(Records contained in a dataset)
========

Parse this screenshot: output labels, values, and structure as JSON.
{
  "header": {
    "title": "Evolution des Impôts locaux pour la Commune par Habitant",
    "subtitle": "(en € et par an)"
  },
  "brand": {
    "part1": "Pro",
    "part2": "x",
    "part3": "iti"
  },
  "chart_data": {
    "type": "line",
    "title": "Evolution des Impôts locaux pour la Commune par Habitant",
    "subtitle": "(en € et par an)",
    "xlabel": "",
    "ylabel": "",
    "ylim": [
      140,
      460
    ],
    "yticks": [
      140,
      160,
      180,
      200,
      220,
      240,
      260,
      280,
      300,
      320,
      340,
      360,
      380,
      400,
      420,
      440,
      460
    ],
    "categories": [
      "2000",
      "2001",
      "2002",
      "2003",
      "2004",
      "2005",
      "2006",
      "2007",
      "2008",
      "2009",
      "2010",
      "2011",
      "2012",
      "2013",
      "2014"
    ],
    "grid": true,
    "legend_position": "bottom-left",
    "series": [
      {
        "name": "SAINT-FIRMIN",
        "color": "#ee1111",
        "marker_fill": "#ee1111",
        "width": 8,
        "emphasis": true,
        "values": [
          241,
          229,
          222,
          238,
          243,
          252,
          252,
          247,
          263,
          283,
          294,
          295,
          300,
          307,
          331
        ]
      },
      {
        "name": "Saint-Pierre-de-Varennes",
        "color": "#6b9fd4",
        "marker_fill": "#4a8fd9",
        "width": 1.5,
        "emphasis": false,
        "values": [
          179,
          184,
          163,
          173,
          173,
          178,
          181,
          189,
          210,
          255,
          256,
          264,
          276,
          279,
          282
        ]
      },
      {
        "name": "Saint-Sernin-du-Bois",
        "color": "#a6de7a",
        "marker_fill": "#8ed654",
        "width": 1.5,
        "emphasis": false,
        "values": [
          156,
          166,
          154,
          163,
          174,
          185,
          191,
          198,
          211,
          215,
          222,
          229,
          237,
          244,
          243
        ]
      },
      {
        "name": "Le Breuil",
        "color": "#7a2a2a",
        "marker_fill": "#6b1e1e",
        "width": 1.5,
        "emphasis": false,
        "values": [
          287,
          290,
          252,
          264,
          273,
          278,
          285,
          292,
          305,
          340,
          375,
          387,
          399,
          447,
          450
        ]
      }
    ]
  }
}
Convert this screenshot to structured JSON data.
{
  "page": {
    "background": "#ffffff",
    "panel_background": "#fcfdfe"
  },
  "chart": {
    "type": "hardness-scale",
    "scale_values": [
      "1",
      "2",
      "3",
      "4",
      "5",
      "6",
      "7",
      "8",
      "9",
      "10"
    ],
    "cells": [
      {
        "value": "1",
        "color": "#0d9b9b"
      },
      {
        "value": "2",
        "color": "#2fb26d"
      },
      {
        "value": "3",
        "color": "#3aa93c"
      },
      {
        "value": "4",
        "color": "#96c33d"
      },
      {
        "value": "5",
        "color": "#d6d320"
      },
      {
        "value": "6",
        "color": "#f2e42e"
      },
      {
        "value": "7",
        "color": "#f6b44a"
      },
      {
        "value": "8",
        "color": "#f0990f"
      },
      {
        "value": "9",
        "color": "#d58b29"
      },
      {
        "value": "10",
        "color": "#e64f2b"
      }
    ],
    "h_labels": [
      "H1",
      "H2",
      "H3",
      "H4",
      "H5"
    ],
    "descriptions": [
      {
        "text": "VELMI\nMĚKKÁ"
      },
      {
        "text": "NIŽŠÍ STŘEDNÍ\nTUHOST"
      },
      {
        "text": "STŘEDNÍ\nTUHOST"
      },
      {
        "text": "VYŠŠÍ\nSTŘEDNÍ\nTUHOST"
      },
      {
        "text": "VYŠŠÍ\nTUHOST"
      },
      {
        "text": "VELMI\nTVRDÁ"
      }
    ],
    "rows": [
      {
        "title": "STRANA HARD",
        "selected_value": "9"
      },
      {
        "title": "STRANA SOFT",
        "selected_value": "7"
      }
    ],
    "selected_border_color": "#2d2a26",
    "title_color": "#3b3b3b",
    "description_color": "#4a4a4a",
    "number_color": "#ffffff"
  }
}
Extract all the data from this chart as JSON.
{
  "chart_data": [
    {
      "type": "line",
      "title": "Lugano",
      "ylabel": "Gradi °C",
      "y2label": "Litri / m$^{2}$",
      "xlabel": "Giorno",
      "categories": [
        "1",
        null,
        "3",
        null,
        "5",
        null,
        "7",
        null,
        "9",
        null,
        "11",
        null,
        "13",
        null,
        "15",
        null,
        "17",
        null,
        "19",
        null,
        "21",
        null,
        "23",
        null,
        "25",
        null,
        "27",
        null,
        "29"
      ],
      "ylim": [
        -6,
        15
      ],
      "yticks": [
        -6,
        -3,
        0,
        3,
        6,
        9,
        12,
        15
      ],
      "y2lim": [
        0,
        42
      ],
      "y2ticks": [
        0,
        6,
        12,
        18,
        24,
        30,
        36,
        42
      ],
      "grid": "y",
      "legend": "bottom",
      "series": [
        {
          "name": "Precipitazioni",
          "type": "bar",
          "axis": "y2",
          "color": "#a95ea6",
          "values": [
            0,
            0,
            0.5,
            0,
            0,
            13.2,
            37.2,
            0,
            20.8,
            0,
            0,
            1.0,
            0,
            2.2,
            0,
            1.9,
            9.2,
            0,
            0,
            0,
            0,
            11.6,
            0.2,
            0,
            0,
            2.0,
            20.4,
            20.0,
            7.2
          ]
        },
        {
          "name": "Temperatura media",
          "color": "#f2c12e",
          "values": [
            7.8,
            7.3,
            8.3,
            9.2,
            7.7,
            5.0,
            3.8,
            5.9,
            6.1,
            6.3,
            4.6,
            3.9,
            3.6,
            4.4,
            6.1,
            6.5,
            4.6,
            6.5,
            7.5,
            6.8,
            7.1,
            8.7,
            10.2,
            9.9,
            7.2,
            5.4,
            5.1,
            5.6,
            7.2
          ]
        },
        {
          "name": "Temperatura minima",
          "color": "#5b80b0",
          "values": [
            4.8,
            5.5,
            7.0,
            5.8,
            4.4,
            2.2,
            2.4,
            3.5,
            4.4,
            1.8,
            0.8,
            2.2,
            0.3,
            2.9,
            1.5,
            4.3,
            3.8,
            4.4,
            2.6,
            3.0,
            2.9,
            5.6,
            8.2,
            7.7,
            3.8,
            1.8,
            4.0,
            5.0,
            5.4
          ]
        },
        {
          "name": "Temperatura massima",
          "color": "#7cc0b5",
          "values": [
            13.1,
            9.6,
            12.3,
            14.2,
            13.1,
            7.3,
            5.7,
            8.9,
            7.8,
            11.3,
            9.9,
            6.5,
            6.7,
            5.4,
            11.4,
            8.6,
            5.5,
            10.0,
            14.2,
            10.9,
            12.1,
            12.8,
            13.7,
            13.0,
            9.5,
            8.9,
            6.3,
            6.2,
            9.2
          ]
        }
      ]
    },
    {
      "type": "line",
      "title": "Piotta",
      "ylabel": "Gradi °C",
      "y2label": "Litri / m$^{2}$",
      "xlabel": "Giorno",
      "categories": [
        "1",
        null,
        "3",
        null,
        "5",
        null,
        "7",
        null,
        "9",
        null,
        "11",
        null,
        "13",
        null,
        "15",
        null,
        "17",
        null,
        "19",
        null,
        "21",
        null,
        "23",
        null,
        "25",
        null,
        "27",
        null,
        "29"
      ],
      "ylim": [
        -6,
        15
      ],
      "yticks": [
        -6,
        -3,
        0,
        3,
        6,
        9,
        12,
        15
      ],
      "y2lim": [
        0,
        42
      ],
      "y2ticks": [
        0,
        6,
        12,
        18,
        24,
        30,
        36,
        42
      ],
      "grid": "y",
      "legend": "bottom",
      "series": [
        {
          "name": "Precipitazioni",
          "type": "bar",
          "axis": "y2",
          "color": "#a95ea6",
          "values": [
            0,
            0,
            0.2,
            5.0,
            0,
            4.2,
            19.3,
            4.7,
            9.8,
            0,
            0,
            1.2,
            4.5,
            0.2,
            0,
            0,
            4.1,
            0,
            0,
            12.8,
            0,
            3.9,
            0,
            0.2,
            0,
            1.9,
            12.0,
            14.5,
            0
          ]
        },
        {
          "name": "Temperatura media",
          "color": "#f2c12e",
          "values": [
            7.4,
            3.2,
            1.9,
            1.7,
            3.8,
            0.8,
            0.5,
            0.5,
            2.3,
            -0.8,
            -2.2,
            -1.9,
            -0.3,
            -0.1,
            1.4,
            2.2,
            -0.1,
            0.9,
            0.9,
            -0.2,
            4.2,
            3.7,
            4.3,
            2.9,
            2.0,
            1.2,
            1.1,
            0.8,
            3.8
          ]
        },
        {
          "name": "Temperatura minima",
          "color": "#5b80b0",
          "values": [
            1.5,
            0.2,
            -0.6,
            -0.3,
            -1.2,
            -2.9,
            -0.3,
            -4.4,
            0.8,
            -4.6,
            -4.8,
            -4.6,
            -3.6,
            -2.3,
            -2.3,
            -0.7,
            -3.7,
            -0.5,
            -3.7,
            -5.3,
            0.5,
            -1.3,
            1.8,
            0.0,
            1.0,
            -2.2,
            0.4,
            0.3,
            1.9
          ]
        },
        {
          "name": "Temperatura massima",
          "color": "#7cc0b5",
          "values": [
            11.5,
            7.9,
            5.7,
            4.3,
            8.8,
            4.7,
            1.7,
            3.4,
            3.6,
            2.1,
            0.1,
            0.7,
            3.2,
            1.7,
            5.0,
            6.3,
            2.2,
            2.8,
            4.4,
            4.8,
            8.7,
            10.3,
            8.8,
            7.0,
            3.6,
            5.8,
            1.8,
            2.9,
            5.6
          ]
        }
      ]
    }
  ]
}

========

● Task requirements
Copy out every line in the entries above that holds "VELMI".

● Answer
        "text": "VELMI\nMĚKKÁ"
        "text": "VELMI\nTVRDÁ"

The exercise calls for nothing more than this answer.